§ **TASK GOAL**
From the listing below, pull each line that includes "Computer".
────
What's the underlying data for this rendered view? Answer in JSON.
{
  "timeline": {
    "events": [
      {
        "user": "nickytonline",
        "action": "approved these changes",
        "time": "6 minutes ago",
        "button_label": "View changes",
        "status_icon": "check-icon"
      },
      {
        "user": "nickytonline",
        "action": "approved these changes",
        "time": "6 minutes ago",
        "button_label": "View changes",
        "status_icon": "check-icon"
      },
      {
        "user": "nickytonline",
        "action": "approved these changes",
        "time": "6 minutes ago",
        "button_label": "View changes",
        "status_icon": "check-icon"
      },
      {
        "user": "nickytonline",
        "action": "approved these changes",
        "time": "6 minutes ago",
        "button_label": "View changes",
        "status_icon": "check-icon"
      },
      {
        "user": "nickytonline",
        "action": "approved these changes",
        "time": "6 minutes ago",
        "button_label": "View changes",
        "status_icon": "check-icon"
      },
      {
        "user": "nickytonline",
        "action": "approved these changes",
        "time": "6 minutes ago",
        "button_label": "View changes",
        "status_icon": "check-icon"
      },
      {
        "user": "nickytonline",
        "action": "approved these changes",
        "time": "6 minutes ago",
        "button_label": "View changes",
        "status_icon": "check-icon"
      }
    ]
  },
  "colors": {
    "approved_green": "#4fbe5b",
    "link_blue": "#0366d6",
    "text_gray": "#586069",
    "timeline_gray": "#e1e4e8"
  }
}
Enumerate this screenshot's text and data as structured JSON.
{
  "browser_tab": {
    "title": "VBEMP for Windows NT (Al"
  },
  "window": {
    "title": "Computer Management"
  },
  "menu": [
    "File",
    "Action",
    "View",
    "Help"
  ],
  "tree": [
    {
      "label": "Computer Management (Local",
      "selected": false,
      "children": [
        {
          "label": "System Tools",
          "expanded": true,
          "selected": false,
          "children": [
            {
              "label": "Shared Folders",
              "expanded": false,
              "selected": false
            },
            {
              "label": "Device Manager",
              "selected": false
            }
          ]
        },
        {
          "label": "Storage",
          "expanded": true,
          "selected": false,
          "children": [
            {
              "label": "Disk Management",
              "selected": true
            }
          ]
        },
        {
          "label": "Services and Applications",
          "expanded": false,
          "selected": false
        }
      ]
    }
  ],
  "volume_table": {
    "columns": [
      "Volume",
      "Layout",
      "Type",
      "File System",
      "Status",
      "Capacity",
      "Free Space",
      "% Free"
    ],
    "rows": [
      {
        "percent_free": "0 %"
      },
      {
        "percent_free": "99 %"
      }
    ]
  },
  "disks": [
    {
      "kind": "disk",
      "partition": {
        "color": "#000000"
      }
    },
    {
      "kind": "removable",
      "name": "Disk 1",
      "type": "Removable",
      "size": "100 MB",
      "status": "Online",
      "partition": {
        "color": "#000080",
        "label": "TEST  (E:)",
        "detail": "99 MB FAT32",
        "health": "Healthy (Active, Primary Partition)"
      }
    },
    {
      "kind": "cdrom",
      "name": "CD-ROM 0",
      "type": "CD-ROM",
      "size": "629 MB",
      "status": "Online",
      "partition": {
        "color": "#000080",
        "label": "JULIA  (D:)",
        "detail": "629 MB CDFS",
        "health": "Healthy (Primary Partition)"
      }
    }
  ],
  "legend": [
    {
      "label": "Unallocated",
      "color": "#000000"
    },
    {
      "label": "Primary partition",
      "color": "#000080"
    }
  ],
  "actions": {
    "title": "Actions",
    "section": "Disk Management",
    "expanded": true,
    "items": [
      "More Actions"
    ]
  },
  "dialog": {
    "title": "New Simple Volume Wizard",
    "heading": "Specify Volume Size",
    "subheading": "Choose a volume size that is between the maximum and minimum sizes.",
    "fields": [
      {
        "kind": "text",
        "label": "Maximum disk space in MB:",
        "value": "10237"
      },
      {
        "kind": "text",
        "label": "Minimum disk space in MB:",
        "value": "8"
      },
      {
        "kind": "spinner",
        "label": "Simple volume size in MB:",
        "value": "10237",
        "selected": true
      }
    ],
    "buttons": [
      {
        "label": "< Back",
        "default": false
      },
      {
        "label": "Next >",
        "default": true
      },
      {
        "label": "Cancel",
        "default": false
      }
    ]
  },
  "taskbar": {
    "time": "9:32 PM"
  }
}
────
§ **ANSWER**
    "title": "Computer Management"
      "label": "Computer Management (Local",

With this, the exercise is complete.